Challenge:
Return each line containing the string "Test".

+++++

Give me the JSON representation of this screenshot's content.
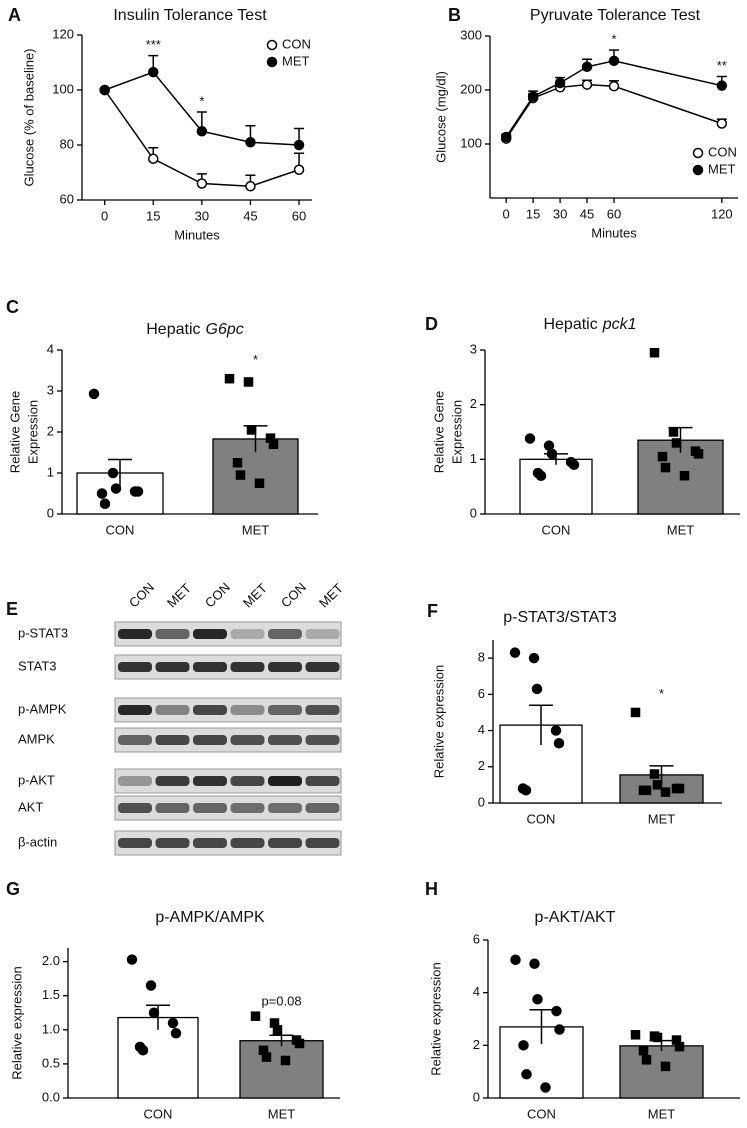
{
  "chart_data": [
    {
      "panel": "A",
      "type": "line",
      "title": "Insulin Tolerance Test",
      "xlabel": "Minutes",
      "ylabel": "Glucose (% of baseline)",
      "x": [
        0,
        15,
        30,
        45,
        60
      ],
      "xlim": [
        -7,
        64
      ],
      "xticks": [
        0,
        15,
        30,
        45,
        60
      ],
      "ylim": [
        60,
        120
      ],
      "yticks": [
        60,
        80,
        100,
        120
      ],
      "legend": "upper right",
      "series": [
        {
          "name": "CON",
          "color": "#000000",
          "fill": "#ffffff",
          "values": [
            100,
            75,
            66,
            65,
            71
          ],
          "errors": [
            0,
            4,
            3.5,
            4,
            6
          ]
        },
        {
          "name": "MET",
          "color": "#000000",
          "fill": "#000000",
          "values": [
            100,
            106.5,
            85,
            81,
            80
          ],
          "errors": [
            0,
            6,
            7,
            6,
            6
          ]
        }
      ],
      "annotations": [
        null,
        "***",
        "*",
        null,
        null
      ]
    },
    {
      "panel": "B",
      "type": "line",
      "title": "Pyruvate Tolerance Test",
      "xlabel": "Minutes",
      "ylabel": "Glucose (mg/dl)",
      "x": [
        0,
        15,
        30,
        45,
        60,
        120
      ],
      "xlim": [
        -9,
        129
      ],
      "xticks": [
        0,
        15,
        30,
        45,
        60,
        120
      ],
      "ylim": [
        0,
        300
      ],
      "yticks": [
        100,
        200,
        300
      ],
      "legend": "lower right",
      "series": [
        {
          "name": "CON",
          "color": "#000000",
          "fill": "#ffffff",
          "values": [
            110,
            185,
            205,
            210,
            207,
            138
          ],
          "errors": [
            5,
            8,
            8,
            8,
            10,
            8
          ]
        },
        {
          "name": "MET",
          "color": "#000000",
          "fill": "#000000",
          "values": [
            113,
            188,
            213,
            243,
            254,
            208
          ],
          "errors": [
            5,
            10,
            10,
            14,
            20,
            17
          ]
        }
      ],
      "annotations": [
        null,
        null,
        null,
        null,
        "*",
        "**"
      ]
    },
    {
      "panel": "C",
      "type": "bar",
      "title": [
        "Hepatic",
        "G6pc"
      ],
      "title_italic": [
        false,
        true
      ],
      "ylabel": [
        "Relative Gene",
        "Expression"
      ],
      "categories": [
        "CON",
        "MET"
      ],
      "values": [
        1.0,
        1.83
      ],
      "errors": [
        0.33,
        0.32
      ],
      "colors": [
        "#ffffff",
        "#808080"
      ],
      "markers": [
        "circle",
        "square"
      ],
      "points": [
        [
          2.93,
          1.0,
          0.62,
          0.55,
          0.55,
          0.5,
          0.25
        ],
        [
          3.3,
          3.22,
          2.05,
          1.85,
          1.7,
          1.25,
          0.95,
          0.75
        ]
      ],
      "ylim": [
        0,
        4
      ],
      "yticks": [
        0,
        1,
        2,
        3,
        4
      ],
      "annotations": [
        null,
        "*"
      ]
    },
    {
      "panel": "D",
      "type": "bar",
      "title": [
        "Hepatic",
        "pck1"
      ],
      "title_italic": [
        false,
        true
      ],
      "ylabel": [
        "Relative Gene",
        "Expression"
      ],
      "categories": [
        "CON",
        "MET"
      ],
      "values": [
        1.0,
        1.35
      ],
      "errors": [
        0.1,
        0.23
      ],
      "colors": [
        "#ffffff",
        "#808080"
      ],
      "markers": [
        "circle",
        "square"
      ],
      "points": [
        [
          1.38,
          1.25,
          1.1,
          0.95,
          0.9,
          0.75,
          0.7
        ],
        [
          2.95,
          1.5,
          1.3,
          1.15,
          1.1,
          1.05,
          0.85,
          0.7
        ]
      ],
      "ylim": [
        0,
        3
      ],
      "yticks": [
        0,
        1,
        2,
        3
      ],
      "annotations": [
        null,
        null
      ]
    },
    {
      "panel": "F",
      "type": "bar",
      "title": "p-STAT3/STAT3",
      "ylabel": "Relative expression",
      "categories": [
        "CON",
        "MET"
      ],
      "values": [
        4.3,
        1.55
      ],
      "errors": [
        1.1,
        0.5
      ],
      "colors": [
        "#ffffff",
        "#808080"
      ],
      "markers": [
        "circle",
        "square"
      ],
      "points": [
        [
          8.3,
          8.0,
          6.3,
          4.0,
          3.3,
          0.8,
          0.7
        ],
        [
          5.0,
          1.6,
          1.0,
          0.8,
          0.8,
          0.7,
          0.7,
          0.6
        ]
      ],
      "ylim": [
        0,
        9
      ],
      "yticks": [
        0,
        2,
        4,
        6,
        8
      ],
      "annotations": [
        null,
        "*"
      ]
    },
    {
      "panel": "G",
      "type": "bar",
      "title": "p-AMPK/AMPK",
      "ylabel": "Relative expression",
      "categories": [
        "CON",
        "MET"
      ],
      "values": [
        1.18,
        0.84
      ],
      "errors": [
        0.18,
        0.08
      ],
      "colors": [
        "#ffffff",
        "#808080"
      ],
      "markers": [
        "circle",
        "square"
      ],
      "points": [
        [
          2.03,
          1.65,
          1.25,
          1.1,
          0.95,
          0.75,
          0.7
        ],
        [
          1.2,
          1.1,
          1.0,
          0.85,
          0.8,
          0.7,
          0.6,
          0.55
        ]
      ],
      "ylim": [
        0,
        2.2
      ],
      "yticks": [
        {
          "value": 0,
          "label": "0.0"
        },
        0.5,
        {
          "value": 1,
          "label": "1.0"
        },
        1.5,
        {
          "value": 2,
          "label": "2.0"
        }
      ],
      "annotations": [
        null,
        "p=0.08"
      ]
    },
    {
      "panel": "H",
      "type": "bar",
      "title": "p-AKT/AKT",
      "ylabel": "Relative expression",
      "categories": [
        "CON",
        "MET"
      ],
      "values": [
        2.7,
        1.98
      ],
      "errors": [
        0.65,
        0.2
      ],
      "colors": [
        "#ffffff",
        "#808080"
      ],
      "markers": [
        "circle",
        "square"
      ],
      "points": [
        [
          5.25,
          5.1,
          3.75,
          3.3,
          2.6,
          2.0,
          0.9,
          0.4
        ],
        [
          2.4,
          2.35,
          2.3,
          2.2,
          1.95,
          1.8,
          1.45,
          1.2
        ]
      ],
      "ylim": [
        0,
        6
      ],
      "yticks": [
        0,
        2,
        4,
        6
      ],
      "annotations": [
        null,
        null
      ]
    }
  ],
  "blot": {
    "panel": "E",
    "lanes": [
      "CON",
      "MET",
      "CON",
      "MET",
      "CON",
      "MET"
    ],
    "rows": [
      "p-STAT3",
      "STAT3",
      "p-AMPK",
      "AMPK",
      "p-AKT",
      "AKT",
      "β-actin"
    ]
  }
}
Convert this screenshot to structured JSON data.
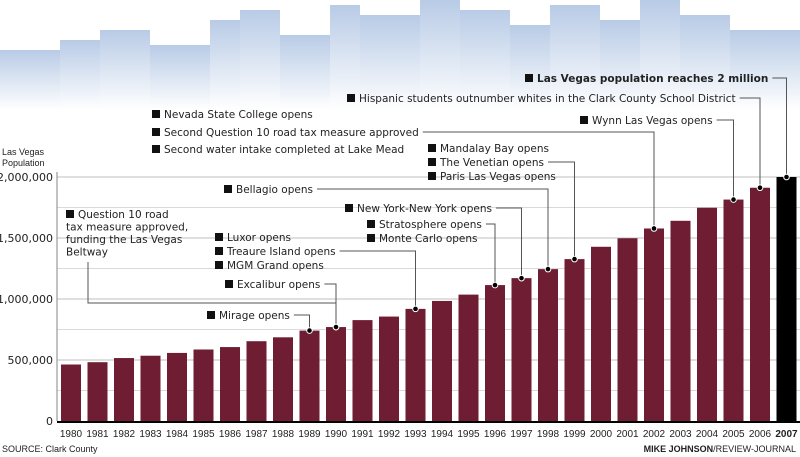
{
  "chart_data": {
    "type": "bar",
    "ylabel": "Las Vegas Population",
    "categories": [
      "1980",
      "1981",
      "1982",
      "1983",
      "1984",
      "1985",
      "1986",
      "1987",
      "1988",
      "1989",
      "1990",
      "1991",
      "1992",
      "1993",
      "1994",
      "1995",
      "1996",
      "1997",
      "1998",
      "1999",
      "2000",
      "2001",
      "2002",
      "2003",
      "2004",
      "2005",
      "2006",
      "2007"
    ],
    "values": [
      463000,
      482000,
      516000,
      535000,
      558000,
      586000,
      606000,
      654000,
      686000,
      741000,
      770000,
      827000,
      856000,
      919000,
      984000,
      1036000,
      1114000,
      1171000,
      1245000,
      1327000,
      1428000,
      1498000,
      1578000,
      1641000,
      1748000,
      1815000,
      1912000,
      2000000
    ],
    "ylim": [
      0,
      2000000
    ],
    "yticks": [
      0,
      500000,
      1000000,
      1500000,
      2000000
    ],
    "ytick_labels": [
      "0",
      "500,000",
      "1,000,000",
      "1,500,000",
      "2,000,000"
    ],
    "grid_step": 250000,
    "grid": true,
    "highlight_category": "2007",
    "colors": {
      "bar": "#6e1d32",
      "highlight": "#000000",
      "grid": "#cccccc",
      "skyline": "#b8cbe6"
    },
    "annotations": [
      {
        "lines": [
          "Las Vegas population reaches 2 million"
        ],
        "year": "2007",
        "bold": true
      },
      {
        "lines": [
          "Hispanic students outnumber whites in the Clark County School District"
        ],
        "year": "2006"
      },
      {
        "lines": [
          "Wynn Las Vegas opens"
        ],
        "year": "2005"
      },
      {
        "lines": [
          "Nevada State College opens"
        ],
        "year": "2002"
      },
      {
        "lines": [
          "Second Question 10 road tax measure approved"
        ],
        "year": "2002"
      },
      {
        "lines": [
          "Second water intake completed at Lake Mead"
        ],
        "year": "2002"
      },
      {
        "lines": [
          "Mandalay Bay opens"
        ],
        "year": "1999"
      },
      {
        "lines": [
          "The Venetian opens"
        ],
        "year": "1999"
      },
      {
        "lines": [
          "Paris Las Vegas opens"
        ],
        "year": "1999"
      },
      {
        "lines": [
          "Bellagio opens"
        ],
        "year": "1998"
      },
      {
        "lines": [
          "New York-New York opens"
        ],
        "year": "1997"
      },
      {
        "lines": [
          "Stratosphere opens"
        ],
        "year": "1996"
      },
      {
        "lines": [
          "Monte Carlo opens"
        ],
        "year": "1996"
      },
      {
        "lines": [
          "Question 10 road",
          "tax measure approved,",
          "funding the Las Vegas",
          "Beltway"
        ],
        "year": "1990"
      },
      {
        "lines": [
          "Luxor opens"
        ],
        "year": "1993"
      },
      {
        "lines": [
          "Treaure Island opens"
        ],
        "year": "1993"
      },
      {
        "lines": [
          "MGM Grand opens"
        ],
        "year": "1993"
      },
      {
        "lines": [
          "Excalibur opens"
        ],
        "year": "1990"
      },
      {
        "lines": [
          "Mirage opens"
        ],
        "year": "1989"
      }
    ]
  },
  "source": "SOURCE: Clark County",
  "credit_name": "MIKE JOHNSON",
  "credit_org": "/REVIEW-JOURNAL"
}
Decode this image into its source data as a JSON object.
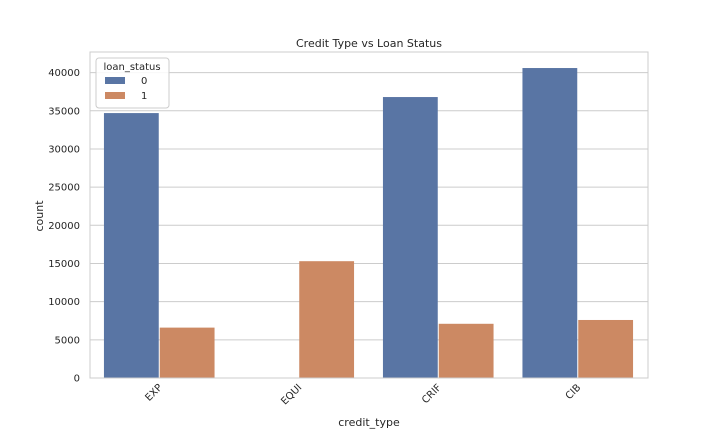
{
  "chart_data": {
    "type": "bar",
    "title": "Credit Type vs Loan Status",
    "xlabel": "credit_type",
    "ylabel": "count",
    "categories": [
      "EXP",
      "EQUI",
      "CRIF",
      "CIB"
    ],
    "series": [
      {
        "name": "0",
        "values": [
          34700,
          0,
          36800,
          40600
        ],
        "color": "#5975a4"
      },
      {
        "name": "1",
        "values": [
          6600,
          15300,
          7100,
          7600
        ],
        "color": "#cc8963"
      }
    ],
    "ylim": [
      0,
      42700
    ],
    "yticks": [
      0,
      5000,
      10000,
      15000,
      20000,
      25000,
      30000,
      35000,
      40000
    ],
    "grid": true,
    "legend": {
      "title": "loan_status",
      "placement": "top-left"
    }
  }
}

+++++

Answer to the exercise:
      "title": "Insulin Tolerance Test",
      "title": "Pyruvate Tolerance Test",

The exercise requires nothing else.